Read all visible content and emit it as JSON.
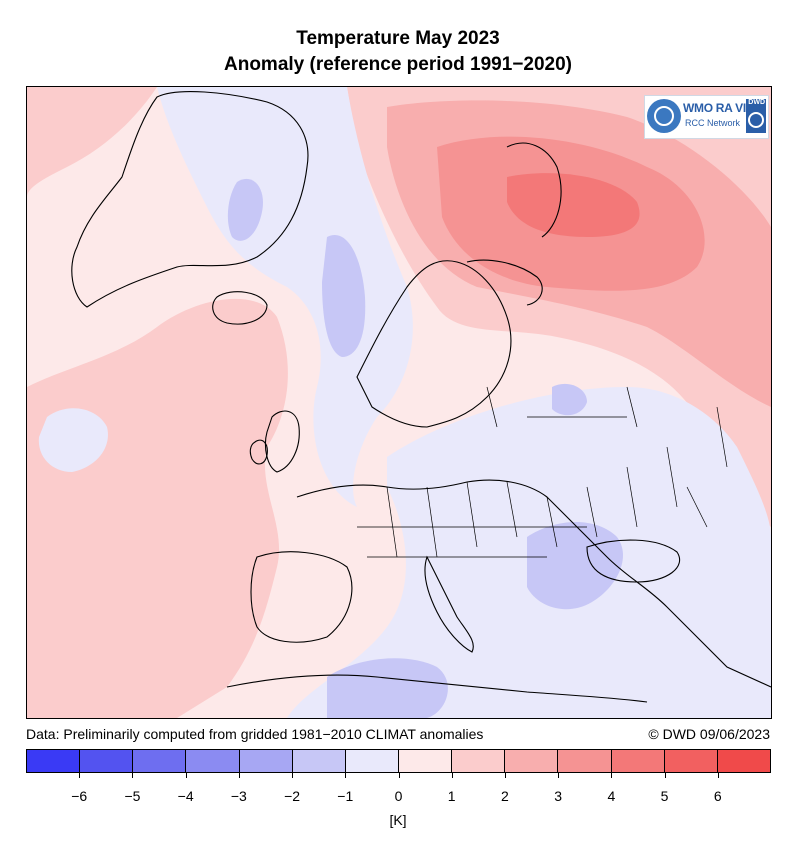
{
  "title_line1": "Temperature May 2023",
  "title_line2": "Anomaly (reference period 1991−2020)",
  "logo": {
    "text_main": "WMO RA VI",
    "text_sub": "RCC Network",
    "text_corner": "DWD",
    "icon": "wmo-emblem-icon"
  },
  "data_note": "Data: Preliminarily computed from gridded 1981−2010 CLIMAT anomalies",
  "credit": "© DWD 09/06/2023",
  "colorbar": {
    "unit": "[K]",
    "bins": [
      {
        "from": -7,
        "to": -6,
        "color": "#3a3af5"
      },
      {
        "from": -6,
        "to": -5,
        "color": "#5353f0"
      },
      {
        "from": -5,
        "to": -4,
        "color": "#6e6ef0"
      },
      {
        "from": -4,
        "to": -3,
        "color": "#8b8bf2"
      },
      {
        "from": -3,
        "to": -2,
        "color": "#a7a7f3"
      },
      {
        "from": -2,
        "to": -1,
        "color": "#c7c7f6"
      },
      {
        "from": -1,
        "to": 0,
        "color": "#e9e9fb"
      },
      {
        "from": 0,
        "to": 1,
        "color": "#fde9e9"
      },
      {
        "from": 1,
        "to": 2,
        "color": "#fbcccc"
      },
      {
        "from": 2,
        "to": 3,
        "color": "#f8aeae"
      },
      {
        "from": 3,
        "to": 4,
        "color": "#f59393"
      },
      {
        "from": 4,
        "to": 5,
        "color": "#f37878"
      },
      {
        "from": 5,
        "to": 6,
        "color": "#f26060"
      },
      {
        "from": 6,
        "to": 7,
        "color": "#f04a4a"
      }
    ],
    "tick_labels": [
      "−6",
      "−5",
      "−4",
      "−3",
      "−2",
      "−1",
      "0",
      "1",
      "2",
      "3",
      "4",
      "5",
      "6"
    ]
  },
  "map": {
    "extent_label": "Europe",
    "background_color": "#fde9e9"
  }
}
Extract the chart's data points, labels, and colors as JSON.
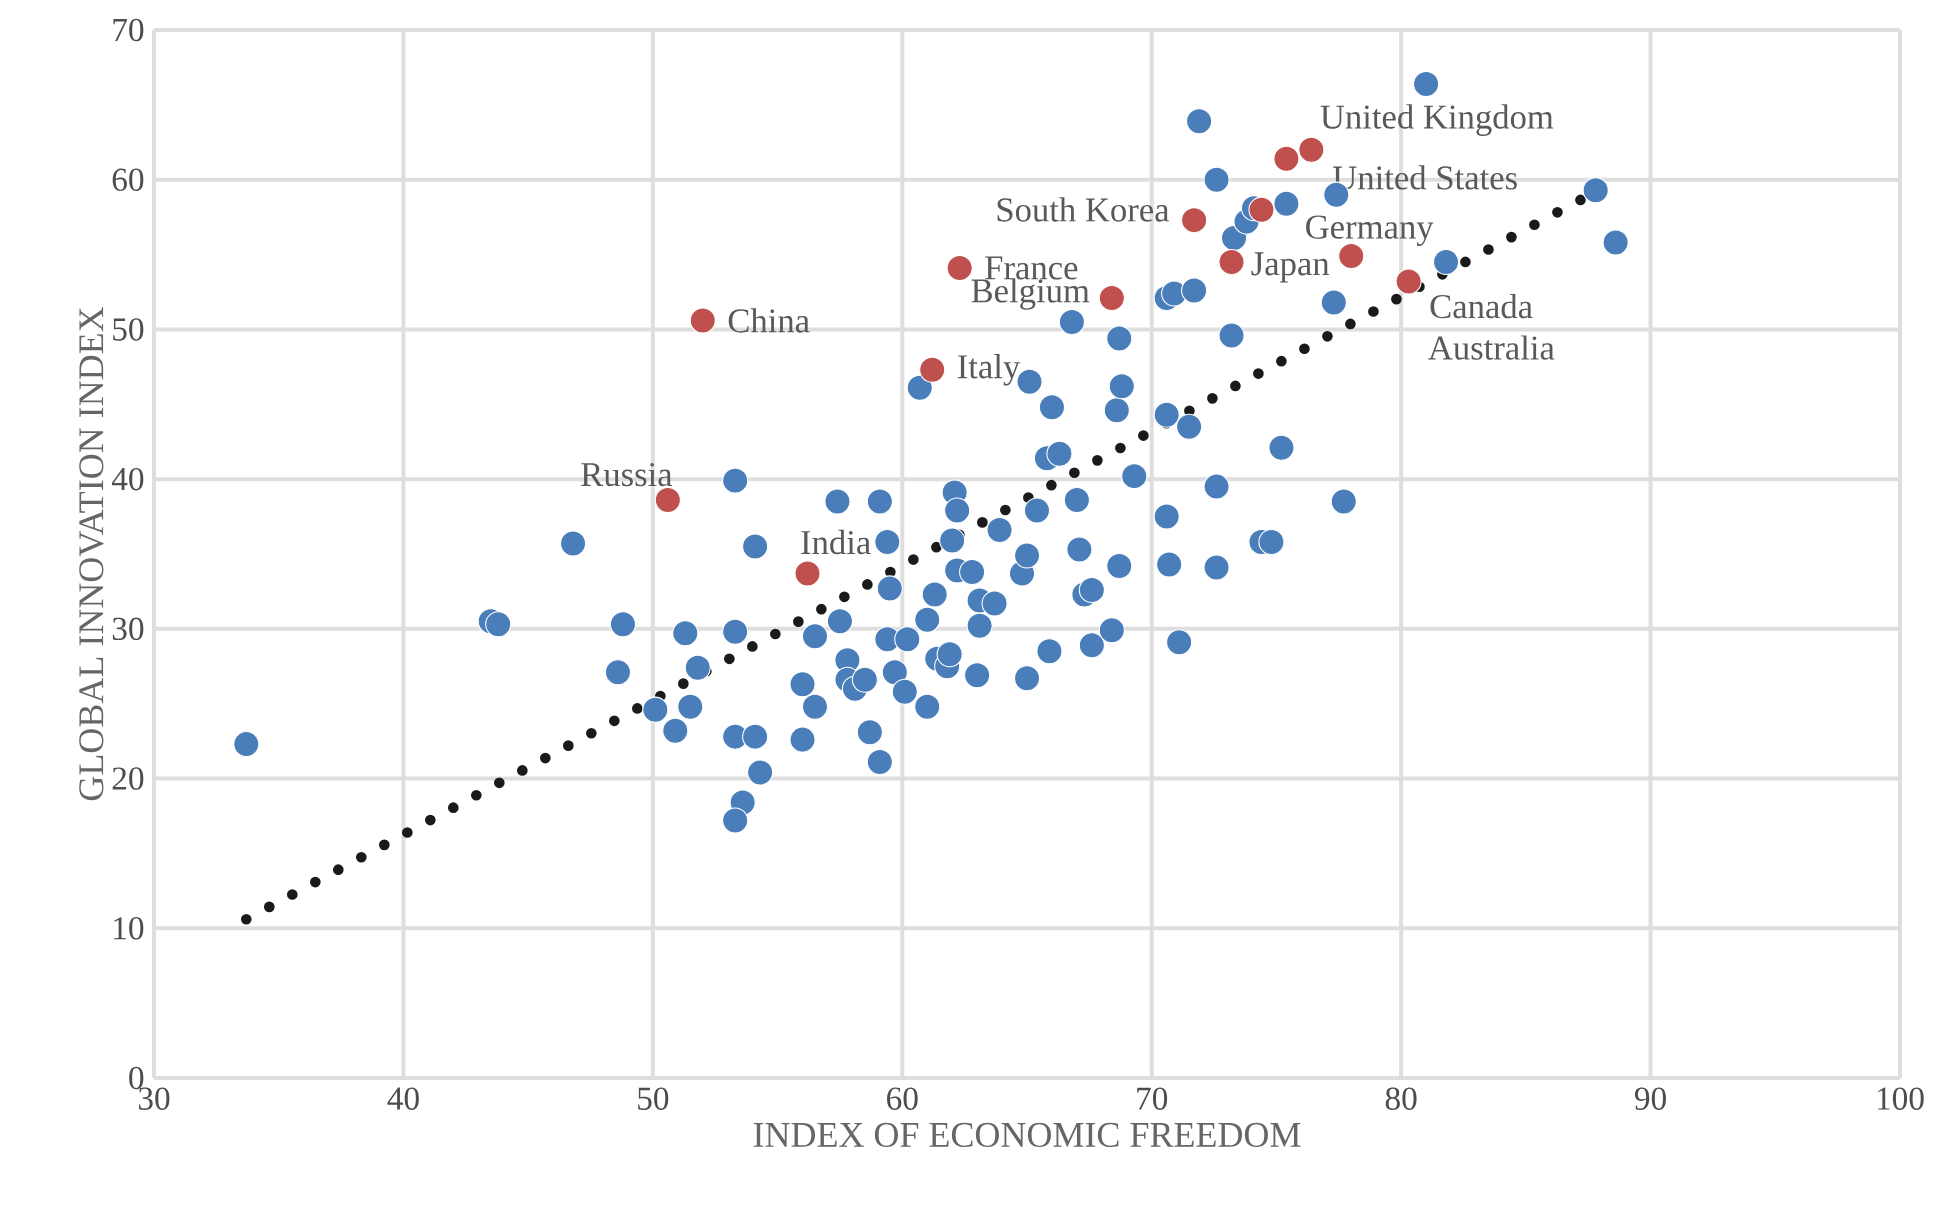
{
  "chart_data": {
    "type": "scatter",
    "xlabel": "INDEX OF ECONOMIC FREEDOM",
    "ylabel": "GLOBAL INNOVATION INDEX",
    "xlim": [
      30,
      100
    ],
    "ylim": [
      0,
      70
    ],
    "xticks": [
      30,
      40,
      50,
      60,
      70,
      80,
      90,
      100
    ],
    "yticks": [
      0,
      10,
      20,
      30,
      40,
      50,
      60,
      70
    ],
    "grid": true,
    "marker": "circle",
    "series": [
      {
        "color": "#4a7ebb",
        "x": [
          33.7,
          43.5,
          43.8,
          46.8,
          48.8,
          48.6,
          50.1,
          50.9,
          51.3,
          51.8,
          51.5,
          53.3,
          53.3,
          53.3,
          53.6,
          53.3,
          54.1,
          54.1,
          54.3,
          56.0,
          56.5,
          56.5,
          56.0,
          57.4,
          57.5,
          57.8,
          57.8,
          58.1,
          58.5,
          58.7,
          59.1,
          59.4,
          59.5,
          59.4,
          59.1,
          59.7,
          60.1,
          60.2,
          60.7,
          61.0,
          61.0,
          61.3,
          61.4,
          61.8,
          61.9,
          62.0,
          62.1,
          62.2,
          62.2,
          62.8,
          63.0,
          63.1,
          63.1,
          63.7,
          63.9,
          64.8,
          65.0,
          65.0,
          65.1,
          65.4,
          65.8,
          66.0,
          65.9,
          66.3,
          66.8,
          67.0,
          67.1,
          67.3,
          67.6,
          67.6,
          68.6,
          68.7,
          68.8,
          68.7,
          68.4,
          69.3,
          70.6,
          70.6,
          70.9,
          70.6,
          70.7,
          71.1,
          71.5,
          71.7,
          71.9,
          72.6,
          72.6,
          72.6,
          73.2,
          73.3,
          73.8,
          74.1,
          74.4,
          74.8,
          75.2,
          75.4,
          77.4,
          77.3,
          77.7,
          81.0,
          81.8,
          87.8,
          88.6
        ],
        "values": [
          22.3,
          30.5,
          30.3,
          35.7,
          30.3,
          27.1,
          24.6,
          23.2,
          29.7,
          27.4,
          24.8,
          39.9,
          29.8,
          22.8,
          18.4,
          17.2,
          35.5,
          22.8,
          20.4,
          26.3,
          29.5,
          24.8,
          22.6,
          38.5,
          30.5,
          27.9,
          26.6,
          26.0,
          26.6,
          23.1,
          38.5,
          35.8,
          32.7,
          29.3,
          21.1,
          27.1,
          25.8,
          29.3,
          46.1,
          24.8,
          30.6,
          32.3,
          28.0,
          27.5,
          28.3,
          35.9,
          39.1,
          37.9,
          33.9,
          33.8,
          26.9,
          30.2,
          31.9,
          31.7,
          36.6,
          33.7,
          34.9,
          26.7,
          46.5,
          37.9,
          41.4,
          44.8,
          28.5,
          41.7,
          50.5,
          38.6,
          35.3,
          32.3,
          32.6,
          28.9,
          44.6,
          49.4,
          46.2,
          34.2,
          29.9,
          40.2,
          44.3,
          52.1,
          52.4,
          37.5,
          34.3,
          29.1,
          43.5,
          52.6,
          63.9,
          60.0,
          39.5,
          34.1,
          49.6,
          56.1,
          57.2,
          58.1,
          35.8,
          35.8,
          42.1,
          58.4,
          59.0,
          51.8,
          38.5,
          66.4,
          54.5,
          59.3,
          55.8
        ]
      },
      {
        "color": "#c0504d",
        "x": [
          52.0,
          50.6,
          56.2,
          61.2,
          62.3,
          68.4,
          71.7,
          73.2,
          74.4,
          75.4,
          76.4,
          78.0,
          80.3
        ],
        "values": [
          50.6,
          38.6,
          33.7,
          47.3,
          54.1,
          52.1,
          57.3,
          54.5,
          58.0,
          61.4,
          62.0,
          54.9,
          53.2
        ]
      },
      {
        "type": "line",
        "color": "#1a1a1a",
        "line_style": "dotted",
        "marker": "none",
        "x": [
          33.7,
          87.8
        ],
        "values": [
          10.6,
          59.2
        ]
      }
    ],
    "annotations": [
      {
        "text": "China",
        "x": 52.0,
        "y": 50.6
      },
      {
        "text": "Russia",
        "x": 50.6,
        "y": 38.6
      },
      {
        "text": "India",
        "x": 56.2,
        "y": 33.7
      },
      {
        "text": "Italy",
        "x": 61.2,
        "y": 47.3
      },
      {
        "text": "France",
        "x": 62.3,
        "y": 54.1
      },
      {
        "text": "Belgium",
        "x": 68.4,
        "y": 52.1
      },
      {
        "text": "South Korea",
        "x": 71.7,
        "y": 57.3
      },
      {
        "text": "Japan",
        "x": 73.2,
        "y": 54.5
      },
      {
        "text": "Germany",
        "x": 74.4,
        "y": 58.0
      },
      {
        "text": "United States",
        "x": 75.4,
        "y": 61.4
      },
      {
        "text": "United Kingdom",
        "x": 76.4,
        "y": 62.0
      },
      {
        "text": "Canada",
        "x": 78.0,
        "y": 54.9
      },
      {
        "text": "Australia",
        "x": 80.3,
        "y": 53.2
      }
    ]
  }
}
* * * *
STATED TASK
Within the listing, how many lines hold the word "INDEX"? Only the number is to be given.

TASK ANSWER
2